## OBJECTIVE
From the listing below, select every line where the word "corps" appears.

## MATERIAL PROVIDED
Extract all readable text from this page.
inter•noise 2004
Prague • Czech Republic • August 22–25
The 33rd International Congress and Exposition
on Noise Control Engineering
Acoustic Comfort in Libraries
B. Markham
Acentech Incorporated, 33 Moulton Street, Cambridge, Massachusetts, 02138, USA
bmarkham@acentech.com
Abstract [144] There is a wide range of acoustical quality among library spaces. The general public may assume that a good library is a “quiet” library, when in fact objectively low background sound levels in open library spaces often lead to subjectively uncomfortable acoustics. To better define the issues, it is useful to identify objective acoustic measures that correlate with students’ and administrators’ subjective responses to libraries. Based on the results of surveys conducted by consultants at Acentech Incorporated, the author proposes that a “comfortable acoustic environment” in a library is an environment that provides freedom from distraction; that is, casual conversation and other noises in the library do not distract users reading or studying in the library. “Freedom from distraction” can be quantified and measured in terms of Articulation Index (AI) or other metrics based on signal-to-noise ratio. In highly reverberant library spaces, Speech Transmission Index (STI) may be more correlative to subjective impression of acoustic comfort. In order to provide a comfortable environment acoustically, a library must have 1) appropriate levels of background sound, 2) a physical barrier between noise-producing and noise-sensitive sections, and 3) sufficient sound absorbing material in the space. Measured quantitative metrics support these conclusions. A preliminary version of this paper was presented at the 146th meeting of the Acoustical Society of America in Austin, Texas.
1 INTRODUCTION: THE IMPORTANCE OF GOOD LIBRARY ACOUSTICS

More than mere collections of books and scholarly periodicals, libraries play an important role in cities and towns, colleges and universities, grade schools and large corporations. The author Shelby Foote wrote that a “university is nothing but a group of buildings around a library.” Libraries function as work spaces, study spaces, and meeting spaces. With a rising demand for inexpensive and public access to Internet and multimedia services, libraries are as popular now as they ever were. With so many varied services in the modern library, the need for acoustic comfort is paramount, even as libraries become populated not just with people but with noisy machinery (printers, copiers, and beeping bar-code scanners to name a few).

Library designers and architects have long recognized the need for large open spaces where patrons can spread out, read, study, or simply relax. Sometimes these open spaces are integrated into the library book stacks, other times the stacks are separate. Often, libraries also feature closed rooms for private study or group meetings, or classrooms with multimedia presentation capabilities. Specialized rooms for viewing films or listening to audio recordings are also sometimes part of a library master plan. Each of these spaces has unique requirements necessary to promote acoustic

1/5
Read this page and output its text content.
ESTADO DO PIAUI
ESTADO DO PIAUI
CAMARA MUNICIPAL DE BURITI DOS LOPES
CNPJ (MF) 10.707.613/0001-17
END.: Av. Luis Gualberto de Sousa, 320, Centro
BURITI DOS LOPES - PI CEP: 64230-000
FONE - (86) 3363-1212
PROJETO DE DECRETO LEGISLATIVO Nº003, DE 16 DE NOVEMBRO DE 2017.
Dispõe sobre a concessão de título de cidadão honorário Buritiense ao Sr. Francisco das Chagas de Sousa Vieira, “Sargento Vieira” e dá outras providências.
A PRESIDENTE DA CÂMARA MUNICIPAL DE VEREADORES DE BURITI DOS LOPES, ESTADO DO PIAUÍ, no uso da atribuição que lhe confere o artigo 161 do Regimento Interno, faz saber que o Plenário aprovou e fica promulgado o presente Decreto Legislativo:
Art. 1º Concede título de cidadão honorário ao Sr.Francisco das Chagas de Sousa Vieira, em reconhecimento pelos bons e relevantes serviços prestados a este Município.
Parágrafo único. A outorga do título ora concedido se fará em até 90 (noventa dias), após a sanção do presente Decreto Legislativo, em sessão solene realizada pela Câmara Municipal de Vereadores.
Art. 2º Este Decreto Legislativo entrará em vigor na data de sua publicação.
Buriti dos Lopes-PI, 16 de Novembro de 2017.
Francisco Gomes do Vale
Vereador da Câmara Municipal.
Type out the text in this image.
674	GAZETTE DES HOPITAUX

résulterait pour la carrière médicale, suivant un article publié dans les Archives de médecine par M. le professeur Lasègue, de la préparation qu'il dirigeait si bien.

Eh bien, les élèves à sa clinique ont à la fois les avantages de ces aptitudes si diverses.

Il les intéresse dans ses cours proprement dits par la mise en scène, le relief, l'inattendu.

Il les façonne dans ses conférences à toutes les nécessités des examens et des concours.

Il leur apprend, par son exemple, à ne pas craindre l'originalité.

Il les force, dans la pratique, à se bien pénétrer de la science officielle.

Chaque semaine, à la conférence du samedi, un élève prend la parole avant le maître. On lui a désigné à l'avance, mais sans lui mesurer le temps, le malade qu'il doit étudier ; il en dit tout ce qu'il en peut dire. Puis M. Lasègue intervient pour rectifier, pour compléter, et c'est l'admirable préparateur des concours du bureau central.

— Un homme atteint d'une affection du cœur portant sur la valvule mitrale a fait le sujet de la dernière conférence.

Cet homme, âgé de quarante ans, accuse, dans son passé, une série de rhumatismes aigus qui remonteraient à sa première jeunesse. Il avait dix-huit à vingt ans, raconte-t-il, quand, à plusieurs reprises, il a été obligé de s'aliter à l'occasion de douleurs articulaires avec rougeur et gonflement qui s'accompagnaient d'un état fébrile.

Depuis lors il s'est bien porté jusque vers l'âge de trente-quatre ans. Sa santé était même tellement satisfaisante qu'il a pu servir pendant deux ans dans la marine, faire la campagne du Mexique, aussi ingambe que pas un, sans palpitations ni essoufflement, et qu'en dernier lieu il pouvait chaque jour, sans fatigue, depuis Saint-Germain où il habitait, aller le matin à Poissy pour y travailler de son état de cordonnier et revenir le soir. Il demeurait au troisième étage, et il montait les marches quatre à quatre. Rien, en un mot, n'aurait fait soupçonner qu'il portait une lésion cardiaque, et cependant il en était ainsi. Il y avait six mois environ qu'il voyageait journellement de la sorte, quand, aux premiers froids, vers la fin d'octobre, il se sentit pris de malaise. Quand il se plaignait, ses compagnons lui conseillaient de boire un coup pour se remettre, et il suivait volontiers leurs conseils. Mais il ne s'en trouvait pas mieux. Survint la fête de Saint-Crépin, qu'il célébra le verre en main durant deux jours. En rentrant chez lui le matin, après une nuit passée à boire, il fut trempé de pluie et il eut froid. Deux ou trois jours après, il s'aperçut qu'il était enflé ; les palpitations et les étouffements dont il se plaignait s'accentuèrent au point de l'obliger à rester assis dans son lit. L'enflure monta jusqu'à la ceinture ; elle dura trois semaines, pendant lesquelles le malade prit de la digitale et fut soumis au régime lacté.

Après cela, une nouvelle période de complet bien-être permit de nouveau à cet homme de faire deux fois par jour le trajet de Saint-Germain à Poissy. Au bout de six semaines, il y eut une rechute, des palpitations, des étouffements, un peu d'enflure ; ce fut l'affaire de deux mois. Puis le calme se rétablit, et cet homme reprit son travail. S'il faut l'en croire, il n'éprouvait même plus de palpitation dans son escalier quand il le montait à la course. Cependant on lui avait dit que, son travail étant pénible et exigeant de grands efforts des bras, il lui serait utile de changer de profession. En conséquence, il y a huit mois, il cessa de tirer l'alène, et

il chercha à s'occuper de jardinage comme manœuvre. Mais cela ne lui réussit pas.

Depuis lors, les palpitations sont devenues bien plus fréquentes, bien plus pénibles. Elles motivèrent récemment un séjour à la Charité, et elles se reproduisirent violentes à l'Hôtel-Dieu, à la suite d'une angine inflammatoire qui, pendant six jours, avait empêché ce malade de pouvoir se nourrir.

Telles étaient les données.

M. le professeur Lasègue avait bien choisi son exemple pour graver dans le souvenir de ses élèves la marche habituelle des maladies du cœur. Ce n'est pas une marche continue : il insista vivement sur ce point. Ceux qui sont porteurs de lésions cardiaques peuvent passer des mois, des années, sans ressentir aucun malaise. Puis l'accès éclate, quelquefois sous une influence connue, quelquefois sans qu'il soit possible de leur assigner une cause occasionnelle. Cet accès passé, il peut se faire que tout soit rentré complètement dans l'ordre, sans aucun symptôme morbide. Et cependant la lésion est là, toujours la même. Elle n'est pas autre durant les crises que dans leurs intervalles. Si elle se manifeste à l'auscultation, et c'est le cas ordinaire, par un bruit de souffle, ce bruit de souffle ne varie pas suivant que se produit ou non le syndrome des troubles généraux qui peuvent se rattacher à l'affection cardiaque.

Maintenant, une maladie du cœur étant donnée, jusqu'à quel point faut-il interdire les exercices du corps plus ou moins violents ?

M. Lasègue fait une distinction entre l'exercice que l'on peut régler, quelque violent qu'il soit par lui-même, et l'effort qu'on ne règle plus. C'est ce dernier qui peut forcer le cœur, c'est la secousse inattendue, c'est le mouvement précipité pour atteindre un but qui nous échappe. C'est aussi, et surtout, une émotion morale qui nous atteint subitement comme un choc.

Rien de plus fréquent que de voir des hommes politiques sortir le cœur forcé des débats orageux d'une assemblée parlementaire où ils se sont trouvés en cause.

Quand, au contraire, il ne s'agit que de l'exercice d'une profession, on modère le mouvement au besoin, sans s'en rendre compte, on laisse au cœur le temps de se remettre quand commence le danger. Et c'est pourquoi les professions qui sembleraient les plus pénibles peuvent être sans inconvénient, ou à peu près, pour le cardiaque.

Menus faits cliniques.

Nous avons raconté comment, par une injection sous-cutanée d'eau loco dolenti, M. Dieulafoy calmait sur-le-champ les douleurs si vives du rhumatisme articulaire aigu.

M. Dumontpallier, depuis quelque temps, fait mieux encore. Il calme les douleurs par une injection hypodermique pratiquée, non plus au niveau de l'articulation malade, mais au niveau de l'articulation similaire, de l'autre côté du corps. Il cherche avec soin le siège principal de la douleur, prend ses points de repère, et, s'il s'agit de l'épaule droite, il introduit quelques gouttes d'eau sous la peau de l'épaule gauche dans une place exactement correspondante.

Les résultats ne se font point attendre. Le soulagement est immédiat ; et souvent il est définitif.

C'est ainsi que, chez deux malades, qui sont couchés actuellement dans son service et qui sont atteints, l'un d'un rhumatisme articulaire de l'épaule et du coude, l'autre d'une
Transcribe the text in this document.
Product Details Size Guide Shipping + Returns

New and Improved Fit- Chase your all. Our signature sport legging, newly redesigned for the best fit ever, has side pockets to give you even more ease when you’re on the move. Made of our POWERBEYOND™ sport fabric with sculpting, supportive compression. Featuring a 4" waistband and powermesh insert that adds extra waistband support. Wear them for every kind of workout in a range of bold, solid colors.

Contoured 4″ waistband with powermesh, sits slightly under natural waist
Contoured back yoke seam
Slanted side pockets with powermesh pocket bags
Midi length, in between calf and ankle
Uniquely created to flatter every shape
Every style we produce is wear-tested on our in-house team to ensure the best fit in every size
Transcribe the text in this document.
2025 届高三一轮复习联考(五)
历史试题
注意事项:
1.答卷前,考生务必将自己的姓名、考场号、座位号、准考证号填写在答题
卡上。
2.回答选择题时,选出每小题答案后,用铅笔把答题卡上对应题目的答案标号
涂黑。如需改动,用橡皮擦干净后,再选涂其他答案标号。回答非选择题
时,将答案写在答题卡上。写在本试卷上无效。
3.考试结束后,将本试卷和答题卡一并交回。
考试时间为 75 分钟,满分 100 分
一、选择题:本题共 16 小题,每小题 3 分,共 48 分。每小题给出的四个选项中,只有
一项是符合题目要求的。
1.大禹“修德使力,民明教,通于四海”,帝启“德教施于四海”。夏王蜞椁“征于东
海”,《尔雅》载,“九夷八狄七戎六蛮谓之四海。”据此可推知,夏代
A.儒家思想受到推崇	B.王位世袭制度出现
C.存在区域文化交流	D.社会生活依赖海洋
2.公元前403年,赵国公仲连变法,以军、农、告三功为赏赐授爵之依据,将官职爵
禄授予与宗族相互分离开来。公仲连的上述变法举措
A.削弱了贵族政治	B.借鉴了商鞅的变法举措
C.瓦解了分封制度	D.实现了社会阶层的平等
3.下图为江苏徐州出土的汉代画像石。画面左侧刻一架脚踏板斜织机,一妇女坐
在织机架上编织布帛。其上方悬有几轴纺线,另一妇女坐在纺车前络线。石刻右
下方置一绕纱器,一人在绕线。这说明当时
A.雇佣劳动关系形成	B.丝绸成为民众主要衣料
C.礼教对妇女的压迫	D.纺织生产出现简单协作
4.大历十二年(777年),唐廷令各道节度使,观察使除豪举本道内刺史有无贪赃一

## TASK OUTPUT
Maintenant, une maladie du cœur étant donnée, jusqu'à quel point faut-il interdire les exercices du corps plus ou moins violents ?
M. Dumontpallier, depuis quelque temps, fait mieux encore. Il calme les douleurs par une injection hypodermique pratiquée, non plus au niveau de l'articulation malade, mais au niveau de l'articulation similaire, de l'autre côté du corps. Il cherche avec soin le siège principal de la douleur, prend ses points de repère, et, s'il s'agit de l'épaule droite, il introduit quelques gouttes d'eau sous la peau de l'épaule gauche dans une place exactement correspondante.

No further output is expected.